Task: Find the lines below that contain the word "screenshot" and count them. Only the number should be given.

Data for the task:
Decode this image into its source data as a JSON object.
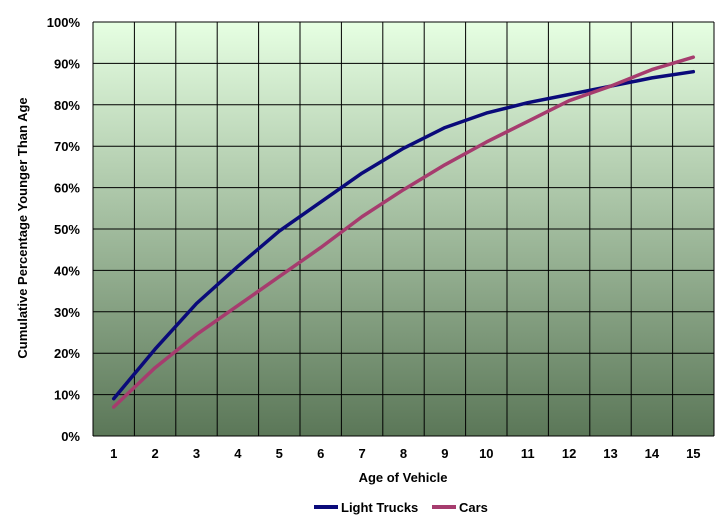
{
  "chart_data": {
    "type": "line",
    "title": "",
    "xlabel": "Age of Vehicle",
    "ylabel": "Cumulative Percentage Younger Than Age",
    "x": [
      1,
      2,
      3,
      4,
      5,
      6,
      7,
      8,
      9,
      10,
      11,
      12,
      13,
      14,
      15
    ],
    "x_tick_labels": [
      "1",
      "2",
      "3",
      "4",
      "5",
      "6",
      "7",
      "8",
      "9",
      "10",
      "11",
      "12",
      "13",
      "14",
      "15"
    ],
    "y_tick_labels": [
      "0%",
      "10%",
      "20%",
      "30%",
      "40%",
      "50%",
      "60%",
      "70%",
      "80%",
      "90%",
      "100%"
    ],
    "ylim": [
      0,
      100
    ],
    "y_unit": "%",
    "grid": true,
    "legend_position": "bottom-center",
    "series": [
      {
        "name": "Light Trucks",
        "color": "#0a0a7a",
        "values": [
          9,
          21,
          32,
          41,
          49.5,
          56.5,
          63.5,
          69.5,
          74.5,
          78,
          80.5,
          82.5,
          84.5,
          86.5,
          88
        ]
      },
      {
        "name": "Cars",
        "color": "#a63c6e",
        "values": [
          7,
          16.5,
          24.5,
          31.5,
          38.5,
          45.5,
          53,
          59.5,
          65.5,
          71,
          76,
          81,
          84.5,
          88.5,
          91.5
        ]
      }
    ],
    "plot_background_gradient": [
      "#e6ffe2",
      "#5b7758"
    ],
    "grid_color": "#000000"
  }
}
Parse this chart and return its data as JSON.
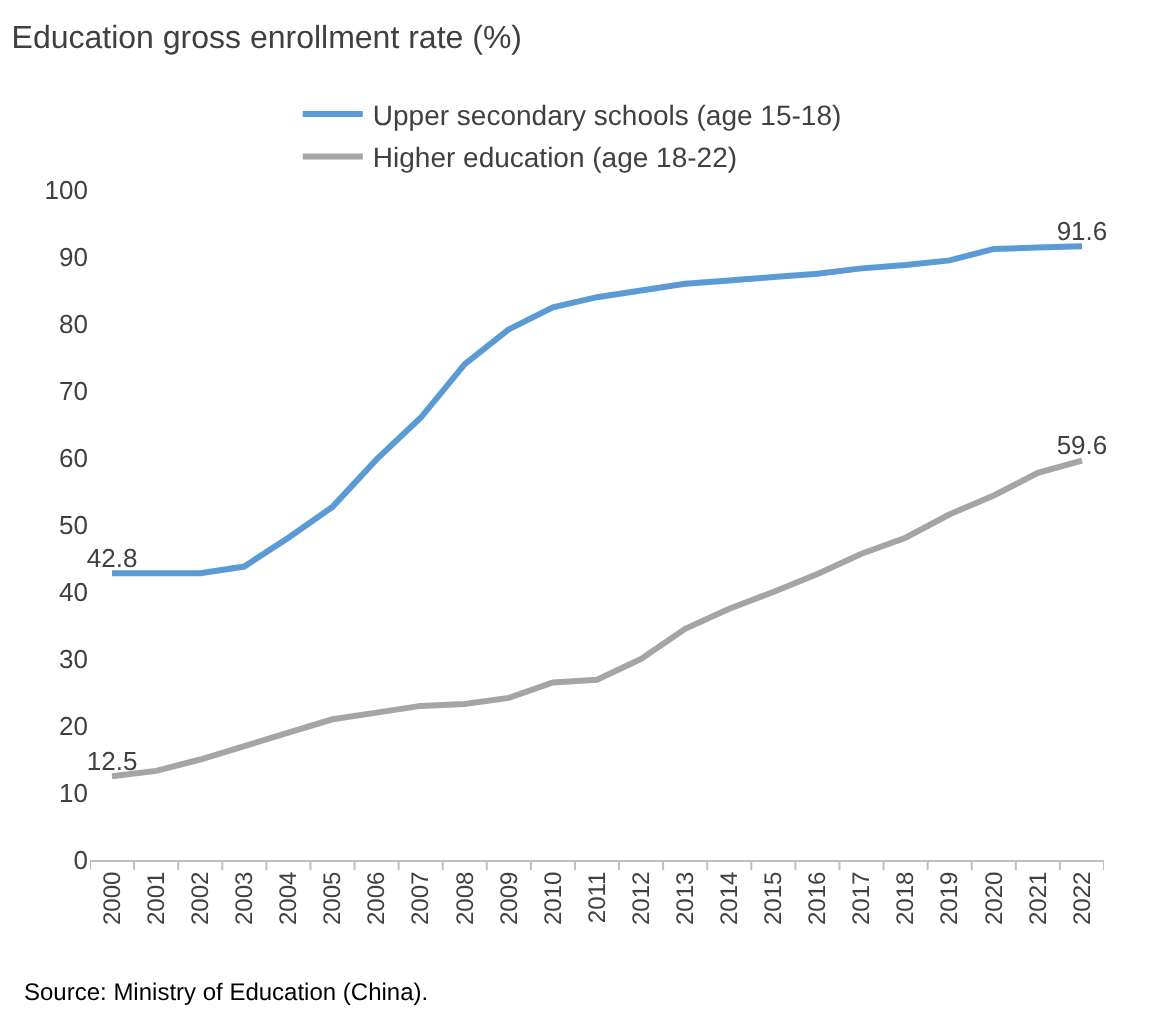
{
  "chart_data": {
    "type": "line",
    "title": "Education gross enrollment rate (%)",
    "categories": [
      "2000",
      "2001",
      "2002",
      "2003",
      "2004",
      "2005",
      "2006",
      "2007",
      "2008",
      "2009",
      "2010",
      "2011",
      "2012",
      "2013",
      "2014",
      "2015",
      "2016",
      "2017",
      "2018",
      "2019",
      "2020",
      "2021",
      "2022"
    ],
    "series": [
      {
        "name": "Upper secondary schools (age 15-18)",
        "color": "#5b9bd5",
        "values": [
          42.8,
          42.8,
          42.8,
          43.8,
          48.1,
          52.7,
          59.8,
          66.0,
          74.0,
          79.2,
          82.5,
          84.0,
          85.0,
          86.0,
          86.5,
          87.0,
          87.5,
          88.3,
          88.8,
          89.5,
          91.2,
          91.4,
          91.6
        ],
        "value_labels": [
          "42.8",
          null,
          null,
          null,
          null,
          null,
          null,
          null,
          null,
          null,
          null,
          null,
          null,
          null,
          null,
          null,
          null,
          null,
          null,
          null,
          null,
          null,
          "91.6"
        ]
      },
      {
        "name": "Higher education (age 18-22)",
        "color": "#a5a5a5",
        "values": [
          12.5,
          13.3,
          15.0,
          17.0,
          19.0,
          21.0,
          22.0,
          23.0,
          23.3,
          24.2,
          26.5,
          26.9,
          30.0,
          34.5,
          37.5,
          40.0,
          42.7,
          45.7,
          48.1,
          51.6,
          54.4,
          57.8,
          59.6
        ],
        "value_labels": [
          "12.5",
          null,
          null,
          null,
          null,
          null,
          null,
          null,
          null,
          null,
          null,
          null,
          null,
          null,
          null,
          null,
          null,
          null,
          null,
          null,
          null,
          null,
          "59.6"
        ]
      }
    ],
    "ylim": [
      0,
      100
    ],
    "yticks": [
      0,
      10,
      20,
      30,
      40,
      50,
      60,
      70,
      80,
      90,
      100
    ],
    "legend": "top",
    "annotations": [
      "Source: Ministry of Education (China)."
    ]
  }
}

* * *

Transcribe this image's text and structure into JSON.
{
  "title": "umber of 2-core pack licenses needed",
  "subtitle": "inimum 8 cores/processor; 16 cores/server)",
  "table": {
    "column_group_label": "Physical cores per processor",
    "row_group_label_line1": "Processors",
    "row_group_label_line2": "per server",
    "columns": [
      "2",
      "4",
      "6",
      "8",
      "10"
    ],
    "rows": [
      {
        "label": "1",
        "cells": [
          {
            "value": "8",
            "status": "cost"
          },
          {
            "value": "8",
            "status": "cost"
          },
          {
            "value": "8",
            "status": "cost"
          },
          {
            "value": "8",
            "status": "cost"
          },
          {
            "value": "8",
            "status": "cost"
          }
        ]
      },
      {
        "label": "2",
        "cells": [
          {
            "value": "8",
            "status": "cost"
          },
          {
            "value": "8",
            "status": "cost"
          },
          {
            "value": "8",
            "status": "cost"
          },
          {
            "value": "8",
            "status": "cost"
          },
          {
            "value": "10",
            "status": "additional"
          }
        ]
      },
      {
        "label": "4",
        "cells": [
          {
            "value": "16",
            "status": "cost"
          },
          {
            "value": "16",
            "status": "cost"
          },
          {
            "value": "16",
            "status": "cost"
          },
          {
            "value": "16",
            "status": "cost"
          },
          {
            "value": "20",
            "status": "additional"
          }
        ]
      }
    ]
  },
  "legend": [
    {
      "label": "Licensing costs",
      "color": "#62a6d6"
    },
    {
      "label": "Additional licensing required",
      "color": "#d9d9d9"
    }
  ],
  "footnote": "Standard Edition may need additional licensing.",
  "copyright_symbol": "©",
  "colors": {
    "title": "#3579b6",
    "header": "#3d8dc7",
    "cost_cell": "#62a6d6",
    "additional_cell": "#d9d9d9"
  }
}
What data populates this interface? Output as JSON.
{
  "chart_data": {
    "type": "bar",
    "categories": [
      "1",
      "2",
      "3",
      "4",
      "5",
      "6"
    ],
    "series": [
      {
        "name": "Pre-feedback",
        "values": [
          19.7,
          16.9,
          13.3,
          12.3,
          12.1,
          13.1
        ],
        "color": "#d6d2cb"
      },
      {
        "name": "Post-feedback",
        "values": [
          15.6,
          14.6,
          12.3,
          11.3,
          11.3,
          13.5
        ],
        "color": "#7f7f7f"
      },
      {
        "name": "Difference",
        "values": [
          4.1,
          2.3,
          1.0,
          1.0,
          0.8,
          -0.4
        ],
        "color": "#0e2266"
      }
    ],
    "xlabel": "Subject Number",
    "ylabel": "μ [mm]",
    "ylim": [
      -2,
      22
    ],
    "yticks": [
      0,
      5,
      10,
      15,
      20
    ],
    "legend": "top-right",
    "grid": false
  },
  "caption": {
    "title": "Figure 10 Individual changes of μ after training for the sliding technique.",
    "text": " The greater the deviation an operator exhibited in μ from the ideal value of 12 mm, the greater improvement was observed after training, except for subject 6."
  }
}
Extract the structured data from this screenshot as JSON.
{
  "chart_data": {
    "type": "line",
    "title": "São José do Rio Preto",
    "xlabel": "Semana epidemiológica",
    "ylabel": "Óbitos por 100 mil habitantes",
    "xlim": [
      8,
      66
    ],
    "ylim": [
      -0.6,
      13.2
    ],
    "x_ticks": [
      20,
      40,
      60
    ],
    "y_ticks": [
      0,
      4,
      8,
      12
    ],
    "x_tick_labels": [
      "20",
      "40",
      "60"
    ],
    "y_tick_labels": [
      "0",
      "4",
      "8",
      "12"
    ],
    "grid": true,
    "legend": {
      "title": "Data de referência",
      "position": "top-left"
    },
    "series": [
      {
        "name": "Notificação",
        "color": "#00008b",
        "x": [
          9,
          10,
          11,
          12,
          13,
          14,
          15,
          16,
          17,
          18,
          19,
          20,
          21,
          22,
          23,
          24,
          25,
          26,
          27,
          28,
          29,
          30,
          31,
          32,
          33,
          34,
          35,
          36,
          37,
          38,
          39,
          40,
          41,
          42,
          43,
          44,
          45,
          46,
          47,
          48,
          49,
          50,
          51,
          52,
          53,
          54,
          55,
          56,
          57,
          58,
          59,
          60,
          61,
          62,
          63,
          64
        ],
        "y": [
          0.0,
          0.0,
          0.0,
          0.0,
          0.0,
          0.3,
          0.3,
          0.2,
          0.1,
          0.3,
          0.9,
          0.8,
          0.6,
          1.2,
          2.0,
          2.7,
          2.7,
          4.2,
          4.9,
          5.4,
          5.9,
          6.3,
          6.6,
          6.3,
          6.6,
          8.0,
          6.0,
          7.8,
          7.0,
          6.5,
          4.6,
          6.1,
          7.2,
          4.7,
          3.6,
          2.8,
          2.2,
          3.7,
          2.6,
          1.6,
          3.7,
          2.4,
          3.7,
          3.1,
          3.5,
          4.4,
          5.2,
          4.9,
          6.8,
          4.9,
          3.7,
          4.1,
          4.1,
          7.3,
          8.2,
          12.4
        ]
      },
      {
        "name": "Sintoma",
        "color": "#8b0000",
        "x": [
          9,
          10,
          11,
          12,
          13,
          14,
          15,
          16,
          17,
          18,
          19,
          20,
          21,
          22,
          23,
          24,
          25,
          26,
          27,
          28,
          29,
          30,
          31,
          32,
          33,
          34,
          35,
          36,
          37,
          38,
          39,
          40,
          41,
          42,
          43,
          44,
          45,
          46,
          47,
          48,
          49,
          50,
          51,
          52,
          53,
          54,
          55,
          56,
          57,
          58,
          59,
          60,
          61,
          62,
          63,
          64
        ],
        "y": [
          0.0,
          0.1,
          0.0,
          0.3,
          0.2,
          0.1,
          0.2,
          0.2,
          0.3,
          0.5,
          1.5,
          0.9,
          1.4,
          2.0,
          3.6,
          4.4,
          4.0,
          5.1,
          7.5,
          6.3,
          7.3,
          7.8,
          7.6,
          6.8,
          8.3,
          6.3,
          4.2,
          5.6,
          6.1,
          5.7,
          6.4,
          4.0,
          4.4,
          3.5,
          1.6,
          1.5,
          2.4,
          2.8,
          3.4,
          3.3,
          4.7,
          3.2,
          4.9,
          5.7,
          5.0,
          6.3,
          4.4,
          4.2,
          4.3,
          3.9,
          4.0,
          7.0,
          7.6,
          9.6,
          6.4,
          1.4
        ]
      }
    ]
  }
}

* * *

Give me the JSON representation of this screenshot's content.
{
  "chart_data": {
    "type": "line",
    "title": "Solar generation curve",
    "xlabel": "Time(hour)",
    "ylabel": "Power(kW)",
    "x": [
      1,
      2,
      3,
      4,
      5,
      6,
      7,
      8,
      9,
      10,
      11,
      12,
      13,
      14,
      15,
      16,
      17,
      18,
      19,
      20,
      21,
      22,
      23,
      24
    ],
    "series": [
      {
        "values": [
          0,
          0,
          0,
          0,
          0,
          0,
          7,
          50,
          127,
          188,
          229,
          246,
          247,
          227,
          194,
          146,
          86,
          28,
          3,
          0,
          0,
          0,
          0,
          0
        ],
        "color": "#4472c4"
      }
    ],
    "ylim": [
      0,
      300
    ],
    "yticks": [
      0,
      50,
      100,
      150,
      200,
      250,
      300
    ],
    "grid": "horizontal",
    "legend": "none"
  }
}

Task solution: 2